▶ _WORK TO COMPLETE_: Could you write out every row below word for word, with nothing changed?

(Items drawn from a data source)
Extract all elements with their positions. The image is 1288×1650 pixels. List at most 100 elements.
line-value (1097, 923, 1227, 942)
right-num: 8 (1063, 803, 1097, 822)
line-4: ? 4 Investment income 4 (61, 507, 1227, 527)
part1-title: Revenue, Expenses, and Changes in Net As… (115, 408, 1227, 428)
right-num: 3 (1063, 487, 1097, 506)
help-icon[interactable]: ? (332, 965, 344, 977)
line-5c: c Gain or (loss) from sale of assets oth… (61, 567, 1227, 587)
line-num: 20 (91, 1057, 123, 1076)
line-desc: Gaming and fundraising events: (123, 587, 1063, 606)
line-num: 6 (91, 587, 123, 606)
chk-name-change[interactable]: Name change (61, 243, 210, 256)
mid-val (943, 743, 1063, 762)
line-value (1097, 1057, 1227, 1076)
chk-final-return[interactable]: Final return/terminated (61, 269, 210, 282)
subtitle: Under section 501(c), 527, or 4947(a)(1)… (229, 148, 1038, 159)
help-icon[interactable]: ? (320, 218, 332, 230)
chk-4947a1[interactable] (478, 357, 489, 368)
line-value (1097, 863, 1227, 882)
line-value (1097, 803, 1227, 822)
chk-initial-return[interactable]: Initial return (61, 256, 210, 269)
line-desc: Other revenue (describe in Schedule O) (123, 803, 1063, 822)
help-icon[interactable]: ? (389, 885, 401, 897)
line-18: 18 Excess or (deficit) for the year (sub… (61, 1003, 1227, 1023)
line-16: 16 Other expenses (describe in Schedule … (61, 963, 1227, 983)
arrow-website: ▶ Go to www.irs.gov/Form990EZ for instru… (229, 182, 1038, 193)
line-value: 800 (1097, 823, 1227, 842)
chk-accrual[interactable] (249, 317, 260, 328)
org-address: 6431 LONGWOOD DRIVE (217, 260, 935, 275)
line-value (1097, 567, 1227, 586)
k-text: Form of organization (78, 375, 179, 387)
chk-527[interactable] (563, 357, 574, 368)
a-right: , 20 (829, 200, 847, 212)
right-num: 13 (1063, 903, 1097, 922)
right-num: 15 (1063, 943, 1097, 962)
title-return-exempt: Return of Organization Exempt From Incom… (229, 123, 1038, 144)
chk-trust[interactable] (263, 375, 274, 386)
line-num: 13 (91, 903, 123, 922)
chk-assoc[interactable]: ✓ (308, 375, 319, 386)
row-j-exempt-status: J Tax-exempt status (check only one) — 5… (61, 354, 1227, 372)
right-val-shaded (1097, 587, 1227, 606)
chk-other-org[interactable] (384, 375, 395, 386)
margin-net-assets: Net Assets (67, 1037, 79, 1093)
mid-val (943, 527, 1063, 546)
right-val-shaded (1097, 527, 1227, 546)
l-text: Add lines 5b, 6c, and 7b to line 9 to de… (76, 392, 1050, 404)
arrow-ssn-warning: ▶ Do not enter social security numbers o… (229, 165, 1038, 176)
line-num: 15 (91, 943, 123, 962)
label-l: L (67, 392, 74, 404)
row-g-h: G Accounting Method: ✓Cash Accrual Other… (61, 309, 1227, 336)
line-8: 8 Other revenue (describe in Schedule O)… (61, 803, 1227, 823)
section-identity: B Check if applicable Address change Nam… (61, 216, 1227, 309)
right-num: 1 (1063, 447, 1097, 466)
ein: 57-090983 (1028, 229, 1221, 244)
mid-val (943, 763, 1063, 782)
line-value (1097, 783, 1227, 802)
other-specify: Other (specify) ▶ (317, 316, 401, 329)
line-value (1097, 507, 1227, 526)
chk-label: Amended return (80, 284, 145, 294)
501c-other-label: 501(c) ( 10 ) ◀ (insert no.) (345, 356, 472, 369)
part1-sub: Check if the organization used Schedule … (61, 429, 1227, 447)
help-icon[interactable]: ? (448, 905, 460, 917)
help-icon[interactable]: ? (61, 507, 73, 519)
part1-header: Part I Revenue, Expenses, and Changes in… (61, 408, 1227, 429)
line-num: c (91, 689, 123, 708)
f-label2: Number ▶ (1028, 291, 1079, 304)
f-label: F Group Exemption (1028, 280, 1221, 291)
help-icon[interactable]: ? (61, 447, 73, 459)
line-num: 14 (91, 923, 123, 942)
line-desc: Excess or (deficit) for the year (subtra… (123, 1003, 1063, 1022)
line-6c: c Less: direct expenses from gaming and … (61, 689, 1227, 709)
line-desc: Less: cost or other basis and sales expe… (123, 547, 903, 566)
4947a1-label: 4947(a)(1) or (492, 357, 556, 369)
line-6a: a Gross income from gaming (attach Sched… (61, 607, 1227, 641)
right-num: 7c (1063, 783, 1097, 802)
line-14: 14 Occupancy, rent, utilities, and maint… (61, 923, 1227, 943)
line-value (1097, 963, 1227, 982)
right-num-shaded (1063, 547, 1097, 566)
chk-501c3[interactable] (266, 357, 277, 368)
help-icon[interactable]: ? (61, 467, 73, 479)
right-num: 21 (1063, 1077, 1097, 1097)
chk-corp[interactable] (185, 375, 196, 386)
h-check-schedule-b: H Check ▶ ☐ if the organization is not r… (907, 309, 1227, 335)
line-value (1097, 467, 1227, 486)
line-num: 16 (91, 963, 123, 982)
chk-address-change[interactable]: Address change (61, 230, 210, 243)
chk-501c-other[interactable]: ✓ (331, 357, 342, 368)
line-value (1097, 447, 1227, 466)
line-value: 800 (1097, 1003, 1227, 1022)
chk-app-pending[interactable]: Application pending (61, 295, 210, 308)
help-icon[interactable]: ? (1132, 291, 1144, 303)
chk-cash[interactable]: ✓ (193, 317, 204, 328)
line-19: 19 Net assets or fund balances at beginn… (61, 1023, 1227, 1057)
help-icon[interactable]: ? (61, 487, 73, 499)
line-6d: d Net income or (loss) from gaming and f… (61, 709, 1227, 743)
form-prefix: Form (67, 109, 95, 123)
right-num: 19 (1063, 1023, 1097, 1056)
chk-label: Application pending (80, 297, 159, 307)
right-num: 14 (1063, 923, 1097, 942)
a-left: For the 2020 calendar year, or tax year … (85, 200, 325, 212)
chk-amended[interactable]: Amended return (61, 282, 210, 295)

▶ _SOLUTION TO THIS EXERCISE_:
Extract all elements with their positions. The image is 1288×1650 pixels. List at most 100 elements.
line-value (1097, 923, 1227, 942)
right-num: 8 (1063, 803, 1097, 822)
line-4: ? 4 Investment income 4 (61, 507, 1227, 527)
part1-title: Revenue, Expenses, and Changes in Net As… (115, 408, 1227, 428)
right-num: 3 (1063, 487, 1097, 506)
help-icon[interactable]: ? (332, 965, 344, 977)
line-5c: c Gain or (loss) from sale of assets oth… (61, 567, 1227, 587)
line-num: 20 (91, 1057, 123, 1076)
line-desc: Gaming and fundraising events: (123, 587, 1063, 606)
line-num: 6 (91, 587, 123, 606)
chk-name-change[interactable]: Name change (61, 243, 210, 256)
mid-val (943, 743, 1063, 762)
line-value (1097, 1057, 1227, 1076)
chk-final-return[interactable]: Final return/terminated (61, 269, 210, 282)
subtitle: Under section 501(c), 527, or 4947(a)(1)… (229, 148, 1038, 159)
help-icon[interactable]: ? (320, 218, 332, 230)
chk-4947a1[interactable] (478, 357, 489, 368)
line-value (1097, 863, 1227, 882)
line-value (1097, 803, 1227, 822)
chk-initial-return[interactable]: Initial return (61, 256, 210, 269)
line-desc: Other revenue (describe in Schedule O) (123, 803, 1063, 822)
help-icon[interactable]: ? (389, 885, 401, 897)
line-18: 18 Excess or (deficit) for the year (sub… (61, 1003, 1227, 1023)
line-16: 16 Other expenses (describe in Schedule … (61, 963, 1227, 983)
arrow-website: ▶ Go to www.irs.gov/Form990EZ for instru… (229, 182, 1038, 193)
line-value: 800 (1097, 823, 1227, 842)
chk-accrual[interactable] (249, 317, 260, 328)
org-address: 6431 LONGWOOD DRIVE (217, 260, 935, 275)
line-value (1097, 567, 1227, 586)
k-text: Form of organization (78, 375, 179, 387)
chk-527[interactable] (563, 357, 574, 368)
a-right: , 20 (829, 200, 847, 212)
right-num: 13 (1063, 903, 1097, 922)
right-num: 15 (1063, 943, 1097, 962)
title-return-exempt: Return of Organization Exempt From Incom… (229, 123, 1038, 144)
chk-trust[interactable] (263, 375, 274, 386)
line-num: 13 (91, 903, 123, 922)
chk-assoc[interactable]: ✓ (308, 375, 319, 386)
row-j-exempt-status: J Tax-exempt status (check only one) — 5… (61, 354, 1227, 372)
right-val-shaded (1097, 587, 1227, 606)
chk-other-org[interactable] (384, 375, 395, 386)
margin-net-assets: Net Assets (67, 1037, 79, 1093)
mid-val (943, 527, 1063, 546)
right-val-shaded (1097, 527, 1227, 546)
l-text: Add lines 5b, 6c, and 7b to line 9 to de… (76, 392, 1050, 404)
arrow-ssn-warning: ▶ Do not enter social security numbers o… (229, 165, 1038, 176)
line-num: 15 (91, 943, 123, 962)
label-l: L (67, 392, 74, 404)
row-g-h: G Accounting Method: ✓Cash Accrual Other… (61, 309, 1227, 336)
line-8: 8 Other revenue (describe in Schedule O)… (61, 803, 1227, 823)
section-identity: B Check if applicable Address change Nam… (61, 216, 1227, 309)
right-num: 1 (1063, 447, 1097, 466)
ein: 57-090983 (1028, 229, 1221, 244)
mid-val (943, 763, 1063, 782)
line-value (1097, 783, 1227, 802)
other-specify: Other (specify) ▶ (317, 316, 401, 329)
line-value (1097, 507, 1227, 526)
chk-label: Amended return (80, 284, 145, 294)
501c-other-label: 501(c) ( 10 ) ◀ (insert no.) (345, 356, 472, 369)
part1-sub: Check if the organization used Schedule … (61, 429, 1227, 447)
help-icon[interactable]: ? (448, 905, 460, 917)
help-icon[interactable]: ? (61, 507, 73, 519)
part1-header: Part I Revenue, Expenses, and Changes in… (61, 408, 1227, 429)
line-num: c (91, 689, 123, 708)
f-label2: Number ▶ (1028, 291, 1079, 304)
f-label: F Group Exemption (1028, 280, 1221, 291)
help-icon[interactable]: ? (61, 447, 73, 459)
line-num: 14 (91, 923, 123, 942)
line-desc: Excess or (deficit) for the year (subtra… (123, 1003, 1063, 1022)
line-6c: c Less: direct expenses from gaming and … (61, 689, 1227, 709)
line-desc: Less: cost or other basis and sales expe… (123, 547, 903, 566)
4947a1-label: 4947(a)(1) or (492, 357, 556, 369)
line-6a: a Gross income from gaming (attach Sched… (61, 607, 1227, 641)
right-num: 7c (1063, 783, 1097, 802)
line-14: 14 Occupancy, rent, utilities, and maint… (61, 923, 1227, 943)
line-value (1097, 963, 1227, 982)
right-num-shaded (1063, 547, 1097, 566)
chk-501c3[interactable] (266, 357, 277, 368)
help-icon[interactable]: ? (61, 467, 73, 479)
right-num: 21 (1063, 1077, 1097, 1097)
chk-corp[interactable] (185, 375, 196, 386)
h-check-schedule-b: H Check ▶ ☐ if the organization is not r… (907, 309, 1227, 335)
line-value (1097, 467, 1227, 486)
line-num: 16 (91, 963, 123, 982)
chk-address-change[interactable]: Address change (61, 230, 210, 243)
chk-501c-other[interactable]: ✓ (331, 357, 342, 368)
line-value (1097, 447, 1227, 466)
line-value: 800 (1097, 1003, 1227, 1022)
chk-app-pending[interactable]: Application pending (61, 295, 210, 308)
help-icon[interactable]: ? (1132, 291, 1144, 303)
chk-cash[interactable]: ✓ (193, 317, 204, 328)
line-19: 19 Net assets or fund balances at beginn… (61, 1023, 1227, 1057)
help-icon[interactable]: ? (61, 487, 73, 499)
line-6d: d Net income or (loss) from gaming and f… (61, 709, 1227, 743)
form-prefix: Form (67, 109, 95, 123)
right-num: 19 (1063, 1023, 1097, 1056)
chk-label: Application pending (80, 297, 159, 307)
right-num: 14 (1063, 923, 1097, 942)
a-left: For the 2020 calendar year, or tax year … (85, 200, 325, 212)
chk-amended[interactable]: Amended return (61, 282, 210, 295)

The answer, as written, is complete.